§ **Set problem**: Scan the material and copy every line in which "lessons" appears.

Stored items
Begin

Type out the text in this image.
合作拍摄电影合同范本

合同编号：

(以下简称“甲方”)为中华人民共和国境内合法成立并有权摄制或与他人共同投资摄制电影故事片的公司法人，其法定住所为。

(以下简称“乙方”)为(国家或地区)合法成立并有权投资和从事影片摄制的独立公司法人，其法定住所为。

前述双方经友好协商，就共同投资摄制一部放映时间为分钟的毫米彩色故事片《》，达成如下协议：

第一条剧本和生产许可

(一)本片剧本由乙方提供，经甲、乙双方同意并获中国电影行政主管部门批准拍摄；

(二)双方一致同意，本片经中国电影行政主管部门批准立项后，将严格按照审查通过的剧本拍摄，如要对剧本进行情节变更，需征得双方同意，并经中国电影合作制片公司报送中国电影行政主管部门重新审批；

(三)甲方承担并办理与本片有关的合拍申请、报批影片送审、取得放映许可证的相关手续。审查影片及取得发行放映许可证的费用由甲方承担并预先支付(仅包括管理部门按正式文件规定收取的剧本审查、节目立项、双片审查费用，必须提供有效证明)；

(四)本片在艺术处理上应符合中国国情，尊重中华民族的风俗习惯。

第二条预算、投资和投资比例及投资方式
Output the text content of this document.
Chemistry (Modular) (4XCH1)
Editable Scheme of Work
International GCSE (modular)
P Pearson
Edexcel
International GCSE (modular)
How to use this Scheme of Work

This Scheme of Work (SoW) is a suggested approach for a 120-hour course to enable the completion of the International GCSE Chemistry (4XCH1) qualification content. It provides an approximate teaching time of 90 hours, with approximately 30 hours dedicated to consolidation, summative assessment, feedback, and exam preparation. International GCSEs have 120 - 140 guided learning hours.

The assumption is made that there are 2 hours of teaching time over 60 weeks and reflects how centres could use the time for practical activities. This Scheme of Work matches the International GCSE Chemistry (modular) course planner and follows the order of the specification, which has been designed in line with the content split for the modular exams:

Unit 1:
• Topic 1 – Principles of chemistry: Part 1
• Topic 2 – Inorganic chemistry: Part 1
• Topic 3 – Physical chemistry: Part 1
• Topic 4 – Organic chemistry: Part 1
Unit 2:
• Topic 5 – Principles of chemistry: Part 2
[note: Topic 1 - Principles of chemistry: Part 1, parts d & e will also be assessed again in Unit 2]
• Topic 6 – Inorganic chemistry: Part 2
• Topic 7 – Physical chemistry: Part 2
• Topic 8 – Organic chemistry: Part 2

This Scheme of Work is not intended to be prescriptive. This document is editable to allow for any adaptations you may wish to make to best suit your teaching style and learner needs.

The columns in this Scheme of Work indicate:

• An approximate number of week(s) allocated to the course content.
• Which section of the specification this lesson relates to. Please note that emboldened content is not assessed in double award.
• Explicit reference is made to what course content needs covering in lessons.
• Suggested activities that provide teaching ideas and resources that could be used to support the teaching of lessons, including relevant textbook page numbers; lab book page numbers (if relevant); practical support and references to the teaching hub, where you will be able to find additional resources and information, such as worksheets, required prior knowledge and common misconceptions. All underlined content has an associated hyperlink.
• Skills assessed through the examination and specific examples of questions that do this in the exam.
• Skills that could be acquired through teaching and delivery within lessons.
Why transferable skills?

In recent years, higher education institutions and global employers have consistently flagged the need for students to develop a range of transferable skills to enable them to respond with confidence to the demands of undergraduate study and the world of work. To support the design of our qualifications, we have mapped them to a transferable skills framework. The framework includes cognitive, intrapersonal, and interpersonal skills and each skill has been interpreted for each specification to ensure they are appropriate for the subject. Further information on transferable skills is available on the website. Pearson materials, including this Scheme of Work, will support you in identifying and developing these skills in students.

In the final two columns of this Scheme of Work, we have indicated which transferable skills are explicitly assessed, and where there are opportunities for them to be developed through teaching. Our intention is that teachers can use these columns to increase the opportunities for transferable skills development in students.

End
Begin

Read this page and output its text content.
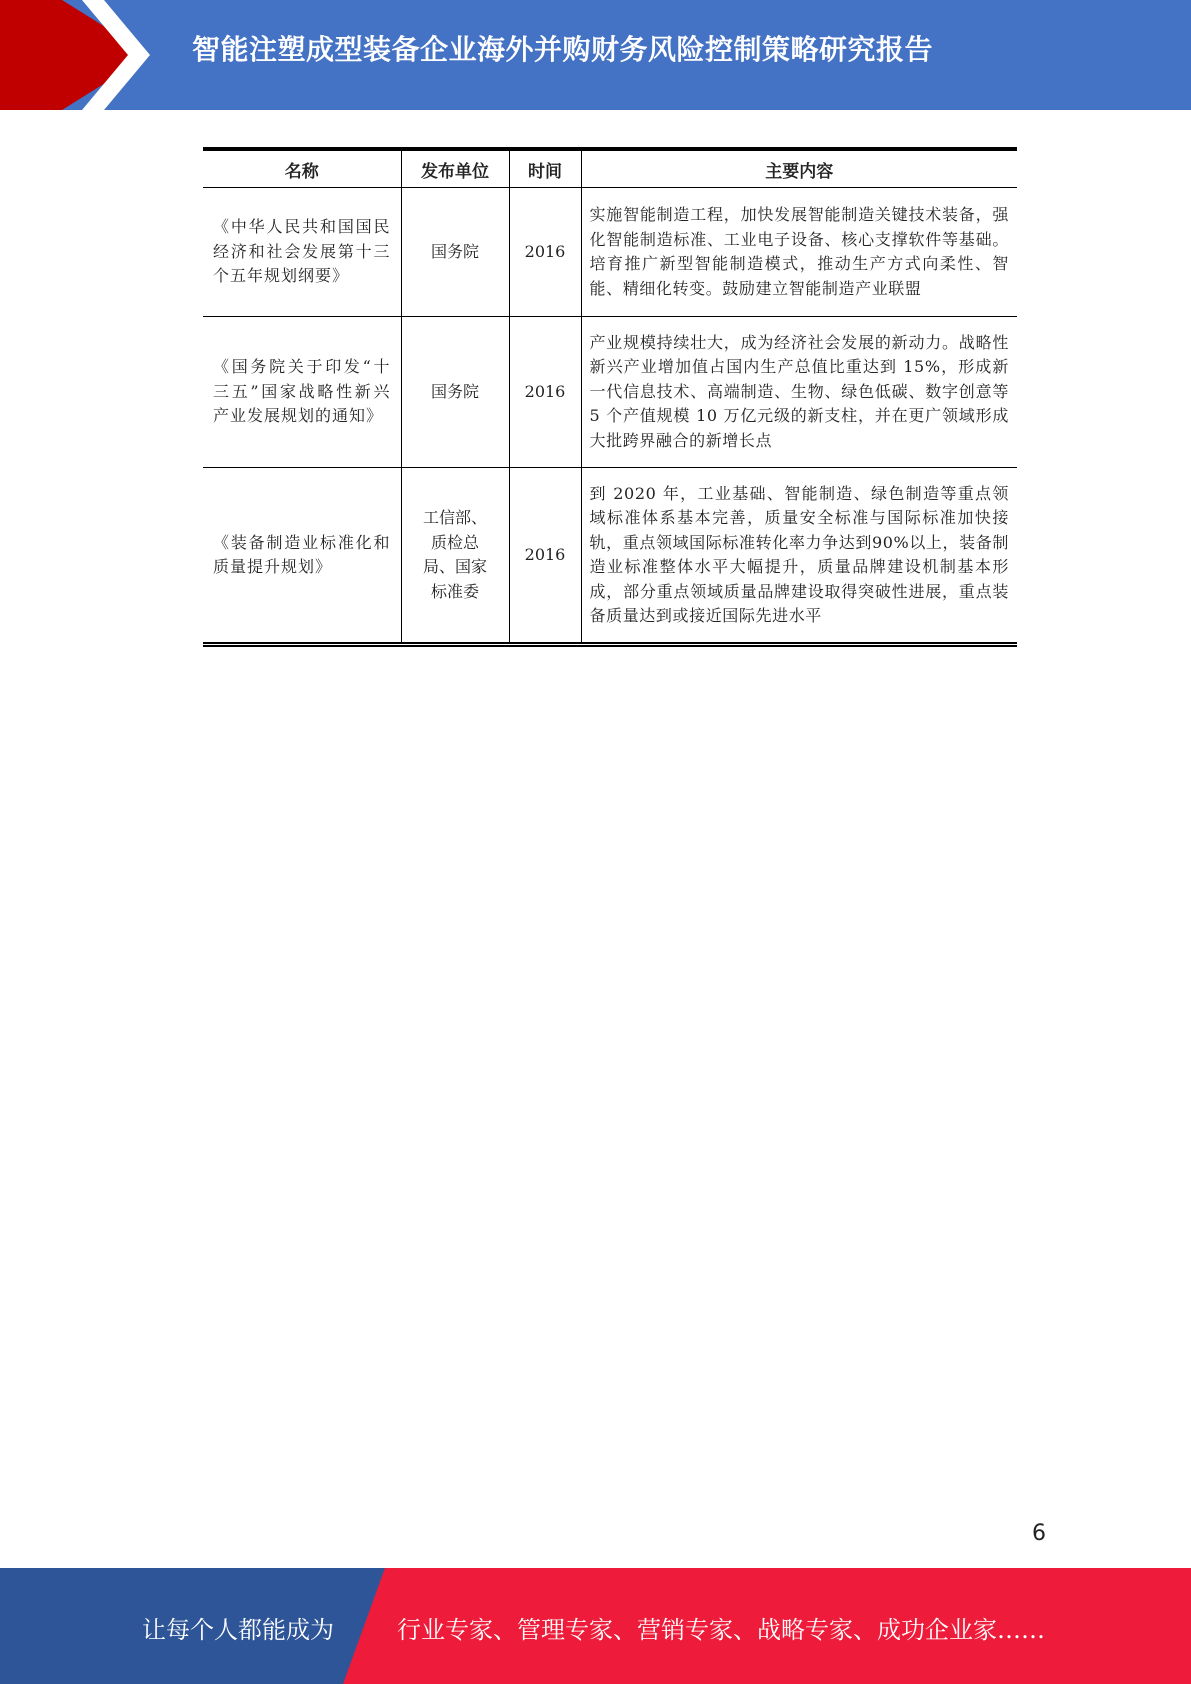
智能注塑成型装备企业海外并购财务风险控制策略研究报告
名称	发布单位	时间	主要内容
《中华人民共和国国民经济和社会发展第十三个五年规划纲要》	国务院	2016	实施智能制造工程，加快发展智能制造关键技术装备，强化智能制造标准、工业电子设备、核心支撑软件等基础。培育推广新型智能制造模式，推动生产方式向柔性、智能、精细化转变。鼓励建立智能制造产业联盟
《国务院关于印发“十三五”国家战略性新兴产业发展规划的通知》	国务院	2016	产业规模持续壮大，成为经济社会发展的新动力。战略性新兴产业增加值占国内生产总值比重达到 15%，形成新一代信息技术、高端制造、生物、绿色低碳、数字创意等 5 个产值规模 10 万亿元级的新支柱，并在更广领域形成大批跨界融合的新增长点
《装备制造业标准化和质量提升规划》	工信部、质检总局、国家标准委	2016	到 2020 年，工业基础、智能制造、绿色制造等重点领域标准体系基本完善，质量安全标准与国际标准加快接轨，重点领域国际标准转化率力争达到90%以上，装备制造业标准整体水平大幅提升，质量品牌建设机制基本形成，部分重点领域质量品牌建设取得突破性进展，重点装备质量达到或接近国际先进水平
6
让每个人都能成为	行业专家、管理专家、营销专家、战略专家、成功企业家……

End
Begin

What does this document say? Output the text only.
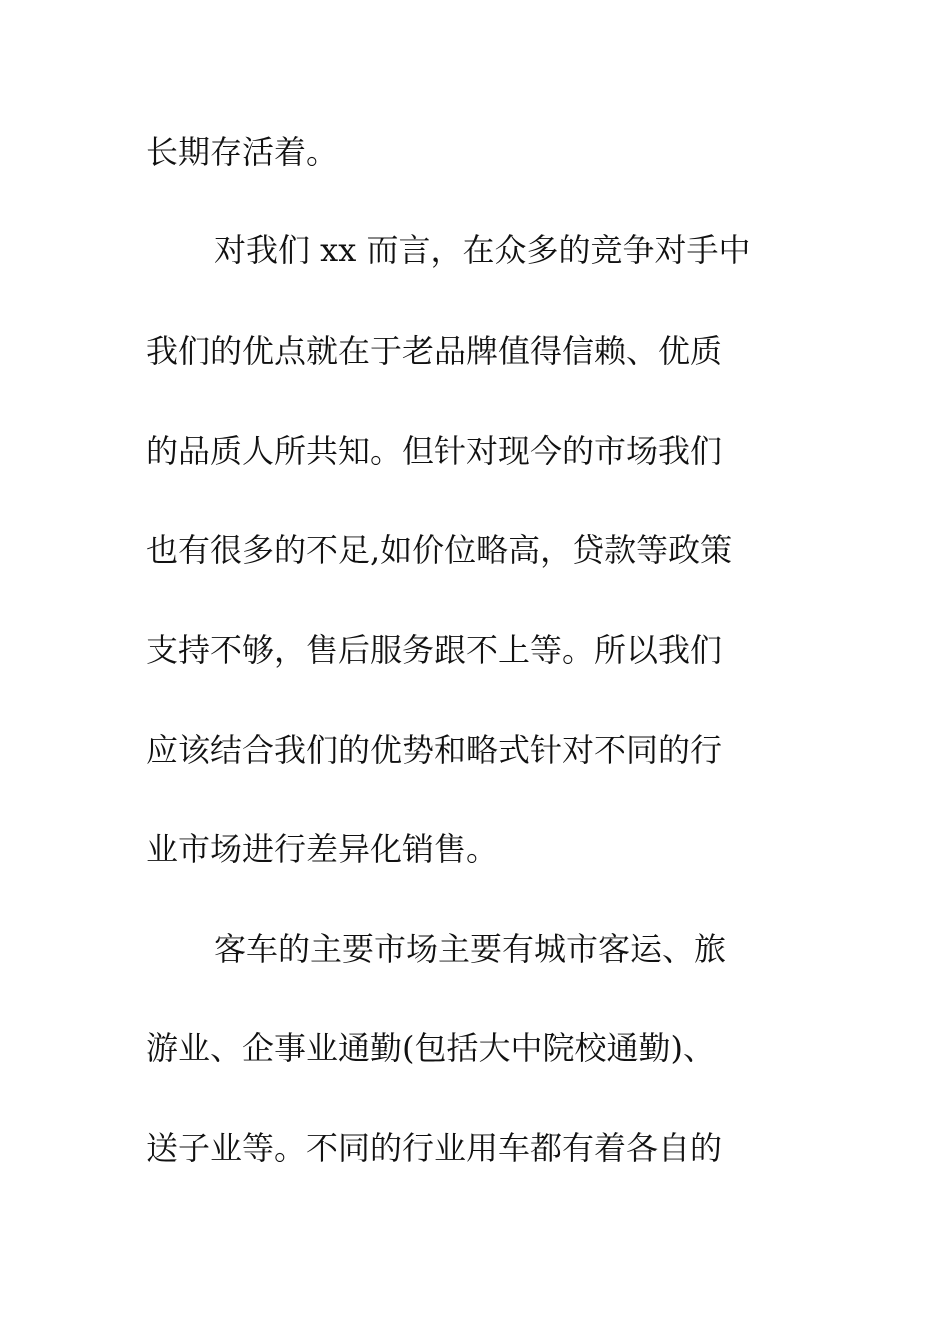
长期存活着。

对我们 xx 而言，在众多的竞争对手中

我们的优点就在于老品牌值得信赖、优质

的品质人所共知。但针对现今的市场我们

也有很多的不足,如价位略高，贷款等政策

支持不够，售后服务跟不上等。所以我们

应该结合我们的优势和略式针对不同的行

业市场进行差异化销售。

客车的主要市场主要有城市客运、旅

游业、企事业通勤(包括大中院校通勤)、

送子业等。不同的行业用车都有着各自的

End

§ **Full output**:
• Explicit reference is made to what course content needs covering in lessons.
• Suggested activities that provide teaching ideas and resources that could be used to support the teaching of lessons, including relevant textbook page numbers; lab book page numbers (if relevant); practical support and references to the teaching hub, where you will be able to find additional resources and information, such as worksheets, required prior knowledge and common misconceptions. All underlined content has an associated hyperlink.
• Skills that could be acquired through teaching and delivery within lessons.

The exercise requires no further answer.